● PROVIDED TEXT:
The death toll from Cyclone Batsirai, which left Madagascar on Monday morning, has risen to 30, according to an updated count from authorities, and could rise further as bodies continue to be found in the rubble of collapsed houses.
On Wednesday morning, Madagascar’s disaster management agency (BNGRC) announced that the number of dead on the Indian Ocean island had risen from 21 to 30 the previous evening. The BNGRC said that 94,000 people were victims of Batsirai with 60,000 now homeless.
Many NGOs and UN agencies have begun to deploy resources and teams to help the victims of the cyclone which brought heavy rain and winds of 165 kilometres (102 miles) per hour.
The tropical cyclone hit Madagascar overnight from Saturday to Sunday, on a 150-km-long, sparsely populated and agricultural eastern coastal area.
As the cyclone moved inland it caused flooding that ravaged rice fields in the country’s central “breadbasket”, raising fears of a humanitarian crisis.
German experts have arrived in the country, one of the poorest on the planet, to “support the humanitarian response in the Batsirai passage areas”, said the BNGRC, and work is underway on the 20 roads and the 17 bridges that were cut, isolating villages.
“We know for sure that rice fields, that rice crops will be damaged, will be lost. This is the main crop for Malagasy people and they will be seriously affected in food security in the next three to six months if we don’t do something immediately,” said Pasqualina DiSirio, director of the World Food Program (WFP) in the country.

● WORK REQUEST:
Continue the report on Cyclone Batsirai's toll in Madagascar from the point where it stops.

● GIVEN RECORDS:

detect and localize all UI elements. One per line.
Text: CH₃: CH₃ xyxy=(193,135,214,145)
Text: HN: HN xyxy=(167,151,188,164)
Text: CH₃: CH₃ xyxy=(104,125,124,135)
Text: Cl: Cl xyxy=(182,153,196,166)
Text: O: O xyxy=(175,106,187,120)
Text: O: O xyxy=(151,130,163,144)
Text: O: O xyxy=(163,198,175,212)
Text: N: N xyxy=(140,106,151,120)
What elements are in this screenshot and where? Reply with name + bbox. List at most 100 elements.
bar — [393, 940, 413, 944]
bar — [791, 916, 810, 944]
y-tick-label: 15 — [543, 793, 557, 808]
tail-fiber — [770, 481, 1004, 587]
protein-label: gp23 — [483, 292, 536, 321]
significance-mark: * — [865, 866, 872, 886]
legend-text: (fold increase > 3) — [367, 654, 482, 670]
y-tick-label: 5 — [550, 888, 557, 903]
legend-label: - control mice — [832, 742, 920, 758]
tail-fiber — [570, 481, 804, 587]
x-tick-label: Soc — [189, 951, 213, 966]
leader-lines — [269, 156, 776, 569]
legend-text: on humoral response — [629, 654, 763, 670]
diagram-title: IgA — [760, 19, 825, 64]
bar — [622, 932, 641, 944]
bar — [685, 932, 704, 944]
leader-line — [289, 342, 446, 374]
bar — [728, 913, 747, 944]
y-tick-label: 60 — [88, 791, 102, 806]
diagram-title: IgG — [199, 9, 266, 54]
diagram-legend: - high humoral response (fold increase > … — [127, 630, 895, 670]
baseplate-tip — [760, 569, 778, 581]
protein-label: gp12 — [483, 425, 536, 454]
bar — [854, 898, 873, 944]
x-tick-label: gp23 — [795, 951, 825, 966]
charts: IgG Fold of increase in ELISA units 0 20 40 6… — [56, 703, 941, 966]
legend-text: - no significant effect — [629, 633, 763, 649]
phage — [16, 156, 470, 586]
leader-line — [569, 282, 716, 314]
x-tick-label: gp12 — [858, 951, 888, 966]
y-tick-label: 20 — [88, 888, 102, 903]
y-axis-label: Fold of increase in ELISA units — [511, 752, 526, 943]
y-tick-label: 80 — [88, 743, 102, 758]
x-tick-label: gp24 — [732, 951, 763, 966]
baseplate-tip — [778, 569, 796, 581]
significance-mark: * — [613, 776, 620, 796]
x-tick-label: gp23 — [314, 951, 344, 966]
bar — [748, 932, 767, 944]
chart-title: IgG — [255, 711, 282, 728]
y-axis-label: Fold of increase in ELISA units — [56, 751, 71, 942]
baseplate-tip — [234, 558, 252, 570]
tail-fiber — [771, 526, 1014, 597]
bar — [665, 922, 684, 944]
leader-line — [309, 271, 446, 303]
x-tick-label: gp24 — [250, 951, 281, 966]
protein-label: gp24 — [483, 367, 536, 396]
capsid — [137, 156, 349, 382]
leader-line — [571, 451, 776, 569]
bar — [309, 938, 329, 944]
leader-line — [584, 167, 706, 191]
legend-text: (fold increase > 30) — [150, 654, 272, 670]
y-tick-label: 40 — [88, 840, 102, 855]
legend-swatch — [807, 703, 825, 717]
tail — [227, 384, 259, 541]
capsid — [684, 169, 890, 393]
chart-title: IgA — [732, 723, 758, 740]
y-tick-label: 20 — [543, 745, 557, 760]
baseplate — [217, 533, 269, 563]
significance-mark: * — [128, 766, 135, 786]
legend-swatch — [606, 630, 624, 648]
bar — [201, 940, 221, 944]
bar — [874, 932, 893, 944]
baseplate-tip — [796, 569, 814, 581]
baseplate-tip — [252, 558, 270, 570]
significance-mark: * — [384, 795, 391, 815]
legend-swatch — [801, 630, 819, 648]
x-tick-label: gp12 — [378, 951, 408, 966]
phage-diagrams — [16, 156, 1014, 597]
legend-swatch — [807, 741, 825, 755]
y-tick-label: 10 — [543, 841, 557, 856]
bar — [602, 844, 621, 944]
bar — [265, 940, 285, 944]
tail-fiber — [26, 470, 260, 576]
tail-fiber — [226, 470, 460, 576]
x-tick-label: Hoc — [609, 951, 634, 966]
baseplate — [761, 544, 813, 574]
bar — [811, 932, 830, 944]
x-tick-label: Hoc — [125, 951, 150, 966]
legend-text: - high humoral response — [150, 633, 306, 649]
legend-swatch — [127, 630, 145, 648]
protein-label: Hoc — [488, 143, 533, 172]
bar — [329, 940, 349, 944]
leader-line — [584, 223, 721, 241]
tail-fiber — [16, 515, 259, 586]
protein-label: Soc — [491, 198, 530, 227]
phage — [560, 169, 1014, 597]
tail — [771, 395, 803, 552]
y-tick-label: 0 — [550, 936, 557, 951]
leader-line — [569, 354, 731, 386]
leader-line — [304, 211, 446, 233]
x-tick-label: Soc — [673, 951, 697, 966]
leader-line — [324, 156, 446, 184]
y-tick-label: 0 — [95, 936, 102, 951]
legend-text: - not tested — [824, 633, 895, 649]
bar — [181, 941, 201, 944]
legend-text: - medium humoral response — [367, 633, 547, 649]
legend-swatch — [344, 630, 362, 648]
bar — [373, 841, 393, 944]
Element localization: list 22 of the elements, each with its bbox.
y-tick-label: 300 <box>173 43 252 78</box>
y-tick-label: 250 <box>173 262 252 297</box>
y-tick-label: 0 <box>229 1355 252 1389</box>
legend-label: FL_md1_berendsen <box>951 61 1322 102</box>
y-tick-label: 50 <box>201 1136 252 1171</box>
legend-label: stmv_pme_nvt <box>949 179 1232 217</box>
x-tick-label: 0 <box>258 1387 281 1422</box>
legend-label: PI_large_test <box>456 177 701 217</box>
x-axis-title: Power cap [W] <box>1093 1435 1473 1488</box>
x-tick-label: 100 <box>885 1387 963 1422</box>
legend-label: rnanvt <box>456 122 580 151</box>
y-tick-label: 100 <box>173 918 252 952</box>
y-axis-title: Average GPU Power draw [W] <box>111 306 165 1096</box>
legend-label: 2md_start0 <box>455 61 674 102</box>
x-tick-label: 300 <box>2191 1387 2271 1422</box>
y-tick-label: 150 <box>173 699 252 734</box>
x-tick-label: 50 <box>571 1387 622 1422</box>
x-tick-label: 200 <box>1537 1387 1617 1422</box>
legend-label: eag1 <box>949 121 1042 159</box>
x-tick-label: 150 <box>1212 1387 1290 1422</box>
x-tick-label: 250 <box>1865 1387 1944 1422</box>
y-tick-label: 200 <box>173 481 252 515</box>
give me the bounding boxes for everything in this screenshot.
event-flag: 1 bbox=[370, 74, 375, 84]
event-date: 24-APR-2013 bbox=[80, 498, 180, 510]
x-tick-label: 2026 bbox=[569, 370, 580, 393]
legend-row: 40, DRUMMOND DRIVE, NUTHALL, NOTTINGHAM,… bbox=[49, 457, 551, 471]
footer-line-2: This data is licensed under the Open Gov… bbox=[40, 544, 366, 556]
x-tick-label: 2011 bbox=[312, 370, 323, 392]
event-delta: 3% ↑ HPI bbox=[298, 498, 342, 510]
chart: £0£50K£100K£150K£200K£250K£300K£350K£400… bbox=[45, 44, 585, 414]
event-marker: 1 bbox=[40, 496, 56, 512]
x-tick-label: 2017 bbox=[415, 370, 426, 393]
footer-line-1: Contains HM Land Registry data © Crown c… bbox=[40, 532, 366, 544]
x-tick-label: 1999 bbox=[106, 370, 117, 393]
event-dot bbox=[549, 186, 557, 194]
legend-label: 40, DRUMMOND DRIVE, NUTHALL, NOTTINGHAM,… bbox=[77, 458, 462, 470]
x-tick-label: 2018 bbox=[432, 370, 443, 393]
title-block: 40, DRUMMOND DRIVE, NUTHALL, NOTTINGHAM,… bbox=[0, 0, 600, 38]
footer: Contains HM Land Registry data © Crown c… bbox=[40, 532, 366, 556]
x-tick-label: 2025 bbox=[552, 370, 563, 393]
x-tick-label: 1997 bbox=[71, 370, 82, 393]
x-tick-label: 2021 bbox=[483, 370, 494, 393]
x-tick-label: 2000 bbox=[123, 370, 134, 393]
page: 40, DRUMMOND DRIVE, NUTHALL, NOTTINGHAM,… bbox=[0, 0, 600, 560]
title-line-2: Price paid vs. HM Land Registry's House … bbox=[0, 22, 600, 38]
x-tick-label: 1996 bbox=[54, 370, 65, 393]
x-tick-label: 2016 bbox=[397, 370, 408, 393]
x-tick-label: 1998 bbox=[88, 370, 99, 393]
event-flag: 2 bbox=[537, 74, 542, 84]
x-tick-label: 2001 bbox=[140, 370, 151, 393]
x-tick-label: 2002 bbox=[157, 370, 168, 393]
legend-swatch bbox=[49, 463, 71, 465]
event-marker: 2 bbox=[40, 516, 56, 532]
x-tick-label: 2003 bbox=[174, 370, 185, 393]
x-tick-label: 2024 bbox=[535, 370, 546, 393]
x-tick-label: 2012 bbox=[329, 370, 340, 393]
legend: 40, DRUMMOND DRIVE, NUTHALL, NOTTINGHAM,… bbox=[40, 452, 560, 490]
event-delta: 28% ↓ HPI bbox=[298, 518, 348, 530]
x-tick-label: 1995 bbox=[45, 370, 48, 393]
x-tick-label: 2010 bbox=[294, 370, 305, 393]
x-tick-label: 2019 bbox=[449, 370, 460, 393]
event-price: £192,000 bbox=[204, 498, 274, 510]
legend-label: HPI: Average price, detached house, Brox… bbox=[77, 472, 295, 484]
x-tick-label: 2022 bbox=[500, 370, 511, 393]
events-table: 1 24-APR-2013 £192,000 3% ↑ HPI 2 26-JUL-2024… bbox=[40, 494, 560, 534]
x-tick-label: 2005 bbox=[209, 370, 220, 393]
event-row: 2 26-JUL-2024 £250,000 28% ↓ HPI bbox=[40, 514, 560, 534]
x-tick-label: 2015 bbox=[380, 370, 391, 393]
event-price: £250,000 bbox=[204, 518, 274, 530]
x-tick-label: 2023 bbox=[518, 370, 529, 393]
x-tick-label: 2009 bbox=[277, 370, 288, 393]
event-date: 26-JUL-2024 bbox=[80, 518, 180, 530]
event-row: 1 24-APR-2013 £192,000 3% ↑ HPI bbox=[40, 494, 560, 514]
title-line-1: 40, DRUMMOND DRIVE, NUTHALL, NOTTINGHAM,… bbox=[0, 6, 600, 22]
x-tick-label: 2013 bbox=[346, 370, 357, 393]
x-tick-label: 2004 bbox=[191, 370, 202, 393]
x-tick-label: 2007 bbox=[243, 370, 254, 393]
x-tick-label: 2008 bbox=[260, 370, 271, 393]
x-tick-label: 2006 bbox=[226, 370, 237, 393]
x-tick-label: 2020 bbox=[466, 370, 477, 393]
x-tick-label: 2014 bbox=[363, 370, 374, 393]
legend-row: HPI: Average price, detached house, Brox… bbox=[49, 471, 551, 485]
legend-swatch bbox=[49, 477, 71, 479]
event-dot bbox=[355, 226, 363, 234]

● TASK ANSWER:
The UN agency distributed hot meals in Manakara, one of the most affected localities.
Many NGOs, including Action Against Hunger, Handicap International, Save the Children and Medecins du Monde, were mobilised ahead of the cyclone, organising equipment and medicines.
Alongside the aid provided by the government, they provided assistance to the victims: food, primary health care and the distribution of kitchen equipment, blankets, hygiene products.
Some 77 percent of Madagascar’s 28 million people live below the poverty line, and the latest blow comes during a severe drought in the south which has plunged more than a million people into acute malnutrition, some facing famine.
Madagascar was still picking up the pieces after Tropical Storm Ana affected at least 131,000 people across the island late last month, with most of the 55 deaths occurring in Antananarivo.
Ana also hit Malawi, Mozambique and Zimbabwe, causing dozens of deaths.